#### EXERCISE MATERIAL:
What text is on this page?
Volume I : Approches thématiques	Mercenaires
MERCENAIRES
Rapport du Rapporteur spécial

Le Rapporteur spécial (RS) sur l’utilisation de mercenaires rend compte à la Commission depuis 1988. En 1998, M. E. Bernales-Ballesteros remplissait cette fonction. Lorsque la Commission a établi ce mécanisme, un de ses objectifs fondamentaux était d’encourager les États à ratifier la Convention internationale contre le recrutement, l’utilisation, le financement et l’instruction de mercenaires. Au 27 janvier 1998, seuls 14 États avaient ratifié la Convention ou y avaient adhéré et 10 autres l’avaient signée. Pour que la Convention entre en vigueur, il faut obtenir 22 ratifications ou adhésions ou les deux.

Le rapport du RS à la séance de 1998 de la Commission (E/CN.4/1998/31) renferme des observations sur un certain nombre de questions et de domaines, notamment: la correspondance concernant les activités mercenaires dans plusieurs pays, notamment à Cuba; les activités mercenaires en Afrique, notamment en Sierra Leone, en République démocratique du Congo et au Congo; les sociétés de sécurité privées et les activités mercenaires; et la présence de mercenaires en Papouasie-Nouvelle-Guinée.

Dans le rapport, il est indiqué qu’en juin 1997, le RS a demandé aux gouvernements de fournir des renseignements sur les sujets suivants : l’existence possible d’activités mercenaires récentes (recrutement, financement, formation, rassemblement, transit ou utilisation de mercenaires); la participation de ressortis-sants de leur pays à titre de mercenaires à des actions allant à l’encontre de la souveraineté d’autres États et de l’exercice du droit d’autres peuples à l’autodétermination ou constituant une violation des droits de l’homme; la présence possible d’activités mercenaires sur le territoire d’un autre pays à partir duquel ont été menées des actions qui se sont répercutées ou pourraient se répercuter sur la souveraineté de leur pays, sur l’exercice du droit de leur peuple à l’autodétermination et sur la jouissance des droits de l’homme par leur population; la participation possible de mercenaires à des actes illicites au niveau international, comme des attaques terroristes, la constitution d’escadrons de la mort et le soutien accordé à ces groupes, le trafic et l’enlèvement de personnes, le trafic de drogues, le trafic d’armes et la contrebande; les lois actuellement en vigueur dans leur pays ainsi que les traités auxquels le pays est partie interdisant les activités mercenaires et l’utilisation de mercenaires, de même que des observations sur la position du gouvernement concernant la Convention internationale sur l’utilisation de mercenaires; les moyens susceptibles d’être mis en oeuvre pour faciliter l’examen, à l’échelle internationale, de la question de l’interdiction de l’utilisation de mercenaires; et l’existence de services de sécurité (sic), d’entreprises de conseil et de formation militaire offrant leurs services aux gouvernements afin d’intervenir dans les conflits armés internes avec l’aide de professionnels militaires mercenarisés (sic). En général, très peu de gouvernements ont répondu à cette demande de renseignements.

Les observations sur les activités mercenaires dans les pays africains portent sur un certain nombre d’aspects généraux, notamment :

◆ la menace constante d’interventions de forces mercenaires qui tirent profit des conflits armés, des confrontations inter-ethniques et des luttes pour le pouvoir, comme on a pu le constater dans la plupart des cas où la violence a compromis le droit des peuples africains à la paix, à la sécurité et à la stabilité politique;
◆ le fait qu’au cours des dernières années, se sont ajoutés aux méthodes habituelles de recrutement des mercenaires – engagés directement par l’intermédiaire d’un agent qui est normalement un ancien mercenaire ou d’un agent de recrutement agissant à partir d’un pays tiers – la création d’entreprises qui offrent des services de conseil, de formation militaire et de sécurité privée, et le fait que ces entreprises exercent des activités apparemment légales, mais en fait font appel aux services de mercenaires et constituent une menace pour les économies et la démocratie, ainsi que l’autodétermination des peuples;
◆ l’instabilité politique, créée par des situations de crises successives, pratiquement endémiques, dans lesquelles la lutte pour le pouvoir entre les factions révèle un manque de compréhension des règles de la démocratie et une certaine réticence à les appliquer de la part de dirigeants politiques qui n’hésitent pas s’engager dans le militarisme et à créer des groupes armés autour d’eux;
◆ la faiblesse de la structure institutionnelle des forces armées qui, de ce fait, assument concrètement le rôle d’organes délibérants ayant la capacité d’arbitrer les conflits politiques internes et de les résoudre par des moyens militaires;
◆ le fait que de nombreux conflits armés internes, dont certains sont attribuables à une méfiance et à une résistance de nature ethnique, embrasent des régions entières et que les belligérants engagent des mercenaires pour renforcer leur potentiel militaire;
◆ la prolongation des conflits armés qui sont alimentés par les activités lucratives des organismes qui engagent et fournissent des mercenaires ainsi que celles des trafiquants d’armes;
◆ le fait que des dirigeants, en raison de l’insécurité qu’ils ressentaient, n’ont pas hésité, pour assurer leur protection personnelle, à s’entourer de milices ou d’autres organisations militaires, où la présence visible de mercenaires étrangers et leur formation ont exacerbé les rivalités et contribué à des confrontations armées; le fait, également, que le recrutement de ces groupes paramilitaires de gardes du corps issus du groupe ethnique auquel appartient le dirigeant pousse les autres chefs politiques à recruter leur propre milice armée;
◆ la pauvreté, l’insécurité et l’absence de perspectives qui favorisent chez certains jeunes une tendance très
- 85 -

#### DIRECTIVE:
The whole listing above needs to be written out again exactly.

#### RESPONSE TO THIS EXERCISE:
What text is on this page?
Volume I : Approches thématiques	Mercenaires
MERCENAIRES
Rapport du Rapporteur spécial

Le Rapporteur spécial (RS) sur l’utilisation de mercenaires rend compte à la Commission depuis 1988. En 1998, M. E. Bernales-Ballesteros remplissait cette fonction. Lorsque la Commission a établi ce mécanisme, un de ses objectifs fondamentaux était d’encourager les États à ratifier la Convention internationale contre le recrutement, l’utilisation, le financement et l’instruction de mercenaires. Au 27 janvier 1998, seuls 14 États avaient ratifié la Convention ou y avaient adhéré et 10 autres l’avaient signée. Pour que la Convention entre en vigueur, il faut obtenir 22 ratifications ou adhésions ou les deux.

Le rapport du RS à la séance de 1998 de la Commission (E/CN.4/1998/31) renferme des observations sur un certain nombre de questions et de domaines, notamment: la correspondance concernant les activités mercenaires dans plusieurs pays, notamment à Cuba; les activités mercenaires en Afrique, notamment en Sierra Leone, en République démocratique du Congo et au Congo; les sociétés de sécurité privées et les activités mercenaires; et la présence de mercenaires en Papouasie-Nouvelle-Guinée.

Dans le rapport, il est indiqué qu’en juin 1997, le RS a demandé aux gouvernements de fournir des renseignements sur les sujets suivants : l’existence possible d’activités mercenaires récentes (recrutement, financement, formation, rassemblement, transit ou utilisation de mercenaires); la participation de ressortis-sants de leur pays à titre de mercenaires à des actions allant à l’encontre de la souveraineté d’autres États et de l’exercice du droit d’autres peuples à l’autodétermination ou constituant une violation des droits de l’homme; la présence possible d’activités mercenaires sur le territoire d’un autre pays à partir duquel ont été menées des actions qui se sont répercutées ou pourraient se répercuter sur la souveraineté de leur pays, sur l’exercice du droit de leur peuple à l’autodétermination et sur la jouissance des droits de l’homme par leur population; la participation possible de mercenaires à des actes illicites au niveau international, comme des attaques terroristes, la constitution d’escadrons de la mort et le soutien accordé à ces groupes, le trafic et l’enlèvement de personnes, le trafic de drogues, le trafic d’armes et la contrebande; les lois actuellement en vigueur dans leur pays ainsi que les traités auxquels le pays est partie interdisant les activités mercenaires et l’utilisation de mercenaires, de même que des observations sur la position du gouvernement concernant la Convention internationale sur l’utilisation de mercenaires; les moyens susceptibles d’être mis en oeuvre pour faciliter l’examen, à l’échelle internationale, de la question de l’interdiction de l’utilisation de mercenaires; et l’existence de services de sécurité (sic), d’entreprises de conseil et de formation militaire offrant leurs services aux gouvernements afin d’intervenir dans les conflits armés internes avec l’aide de professionnels militaires mercenarisés (sic). En général, très peu de gouvernements ont répondu à cette demande de renseignements.

Les observations sur les activités mercenaires dans les pays africains portent sur un certain nombre d’aspects généraux, notamment :

◆ la menace constante d’interventions de forces mercenaires qui tirent profit des conflits armés, des confrontations inter-ethniques et des luttes pour le pouvoir, comme on a pu le constater dans la plupart des cas où la violence a compromis le droit des peuples africains à la paix, à la sécurité et à la stabilité politique;
◆ le fait qu’au cours des dernières années, se sont ajoutés aux méthodes habituelles de recrutement des mercenaires – engagés directement par l’intermédiaire d’un agent qui est normalement un ancien mercenaire ou d’un agent de recrutement agissant à partir d’un pays tiers – la création d’entreprises qui offrent des services de conseil, de formation militaire et de sécurité privée, et le fait que ces entreprises exercent des activités apparemment légales, mais en fait font appel aux services de mercenaires et constituent une menace pour les économies et la démocratie, ainsi que l’autodétermination des peuples;
◆ l’instabilité politique, créée par des situations de crises successives, pratiquement endémiques, dans lesquelles la lutte pour le pouvoir entre les factions révèle un manque de compréhension des règles de la démocratie et une certaine réticence à les appliquer de la part de dirigeants politiques qui n’hésitent pas s’engager dans le militarisme et à créer des groupes armés autour d’eux;
◆ la faiblesse de la structure institutionnelle des forces armées qui, de ce fait, assument concrètement le rôle d’organes délibérants ayant la capacité d’arbitrer les conflits politiques internes et de les résoudre par des moyens militaires;
◆ le fait que de nombreux conflits armés internes, dont certains sont attribuables à une méfiance et à une résistance de nature ethnique, embrasent des régions entières et que les belligérants engagent des mercenaires pour renforcer leur potentiel militaire;
◆ la prolongation des conflits armés qui sont alimentés par les activités lucratives des organismes qui engagent et fournissent des mercenaires ainsi que celles des trafiquants d’armes;
◆ le fait que des dirigeants, en raison de l’insécurité qu’ils ressentaient, n’ont pas hésité, pour assurer leur protection personnelle, à s’entourer de milices ou d’autres organisations militaires, où la présence visible de mercenaires étrangers et leur formation ont exacerbé les rivalités et contribué à des confrontations armées; le fait, également, que le recrutement de ces groupes paramilitaires de gardes du corps issus du groupe ethnique auquel appartient le dirigeant pousse les autres chefs politiques à recruter leur propre milice armée;
◆ la pauvreté, l’insécurité et l’absence de perspectives qui favorisent chez certains jeunes une tendance très
- 85 -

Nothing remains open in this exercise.